Instructions for the task:
Pictures do not belong in the copy, so please give every entry below again exactly.

(Figure record extracts)

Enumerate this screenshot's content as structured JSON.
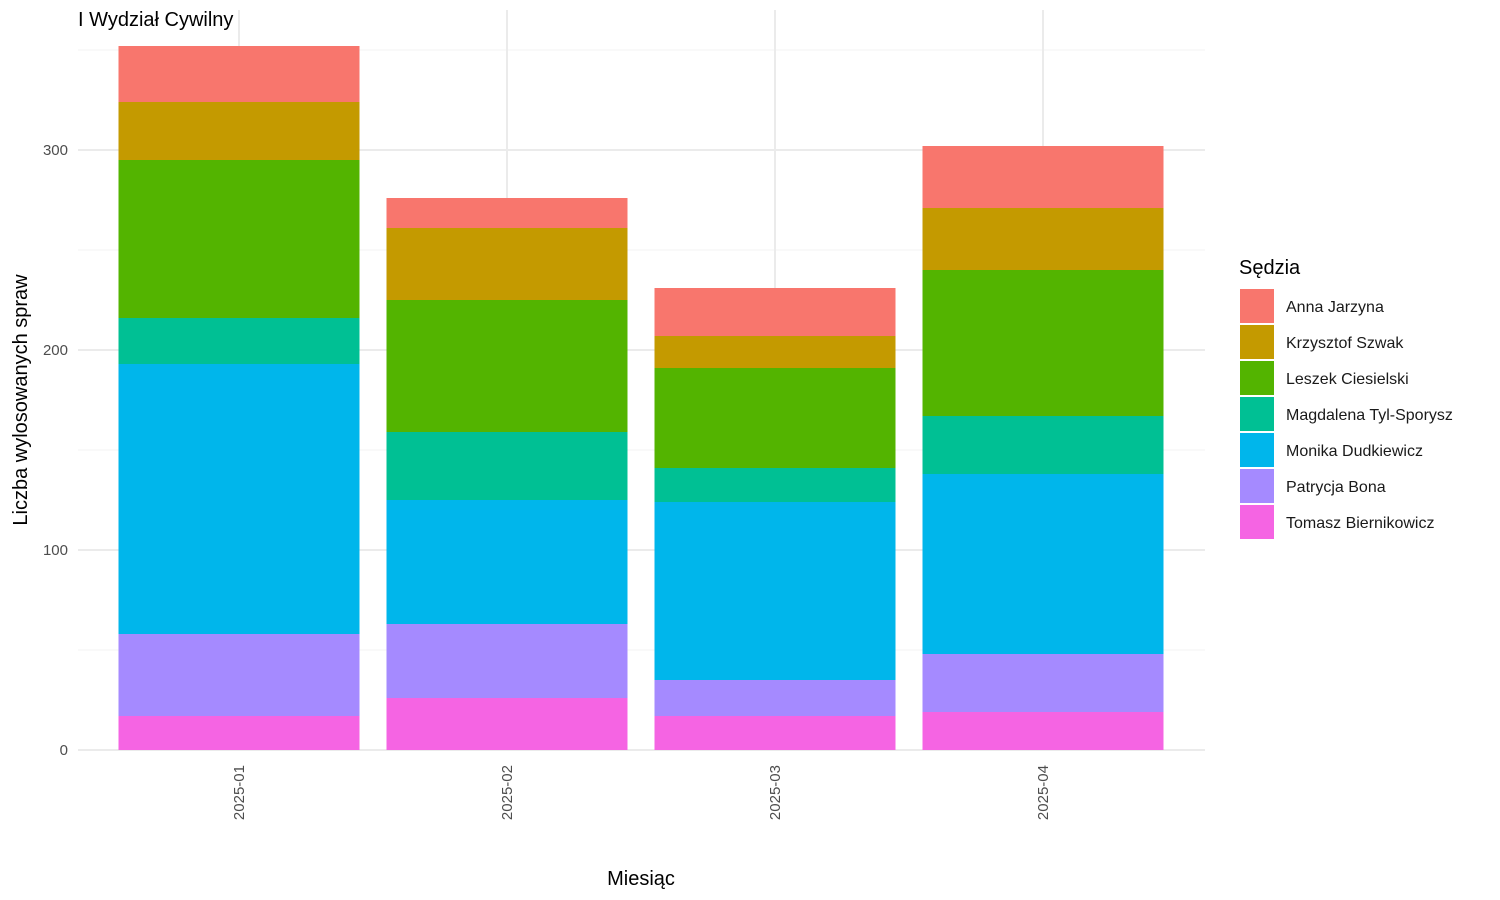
{
  "chart_data": {
    "type": "bar",
    "stacked": true,
    "title": "I Wydział Cywilny",
    "xlabel": "Miesiąc",
    "ylabel": "Liczba wylosowanych spraw",
    "ylim": [
      0,
      352
    ],
    "yticks": [
      0,
      100,
      200,
      300
    ],
    "grid": true,
    "legend_title": "Sędzia",
    "legend_position": "right",
    "categories": [
      "2025-01",
      "2025-02",
      "2025-03",
      "2025-04"
    ],
    "series": [
      {
        "name": "Tomasz Biernikowicz",
        "color": "#F564E3",
        "values": [
          17,
          26,
          17,
          19
        ]
      },
      {
        "name": "Patrycja Bona",
        "color": "#A58AFF",
        "values": [
          41,
          37,
          18,
          29
        ]
      },
      {
        "name": "Monika Dudkiewicz",
        "color": "#00B6EB",
        "values": [
          135,
          62,
          89,
          90
        ]
      },
      {
        "name": "Magdalena Tyl-Sporysz",
        "color": "#00C094",
        "values": [
          23,
          34,
          17,
          29
        ]
      },
      {
        "name": "Leszek Ciesielski",
        "color": "#53B400",
        "values": [
          79,
          66,
          50,
          73
        ]
      },
      {
        "name": "Krzysztof Szwak",
        "color": "#C49A00",
        "values": [
          29,
          36,
          16,
          31
        ]
      },
      {
        "name": "Anna Jarzyna",
        "color": "#F8766D",
        "values": [
          28,
          15,
          24,
          31
        ]
      }
    ],
    "legend_order": [
      "Anna Jarzyna",
      "Krzysztof Szwak",
      "Leszek Ciesielski",
      "Magdalena Tyl-Sporysz",
      "Monika Dudkiewicz",
      "Patrycja Bona",
      "Tomasz Biernikowicz"
    ]
  }
}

Problem solution:
Enumerate this screenshot's content as structured JSON.
{
  "chart_data": {
    "type": "bar",
    "stacked": true,
    "title": "I Wydział Cywilny",
    "xlabel": "Miesiąc",
    "ylabel": "Liczba wylosowanych spraw",
    "ylim": [
      0,
      352
    ],
    "yticks": [
      0,
      100,
      200,
      300
    ],
    "grid": true,
    "legend_title": "Sędzia",
    "legend_position": "right",
    "categories": [
      "2025-01",
      "2025-02",
      "2025-03",
      "2025-04"
    ],
    "series": [
      {
        "name": "Tomasz Biernikowicz",
        "color": "#F564E3",
        "values": [
          17,
          26,
          17,
          19
        ]
      },
      {
        "name": "Patrycja Bona",
        "color": "#A58AFF",
        "values": [
          41,
          37,
          18,
          29
        ]
      },
      {
        "name": "Monika Dudkiewicz",
        "color": "#00B6EB",
        "values": [
          135,
          62,
          89,
          90
        ]
      },
      {
        "name": "Magdalena Tyl-Sporysz",
        "color": "#00C094",
        "values": [
          23,
          34,
          17,
          29
        ]
      },
      {
        "name": "Leszek Ciesielski",
        "color": "#53B400",
        "values": [
          79,
          66,
          50,
          73
        ]
      },
      {
        "name": "Krzysztof Szwak",
        "color": "#C49A00",
        "values": [
          29,
          36,
          16,
          31
        ]
      },
      {
        "name": "Anna Jarzyna",
        "color": "#F8766D",
        "values": [
          28,
          15,
          24,
          31
        ]
      }
    ],
    "legend_order": [
      "Anna Jarzyna",
      "Krzysztof Szwak",
      "Leszek Ciesielski",
      "Magdalena Tyl-Sporysz",
      "Monika Dudkiewicz",
      "Patrycja Bona",
      "Tomasz Biernikowicz"
    ]
  }
}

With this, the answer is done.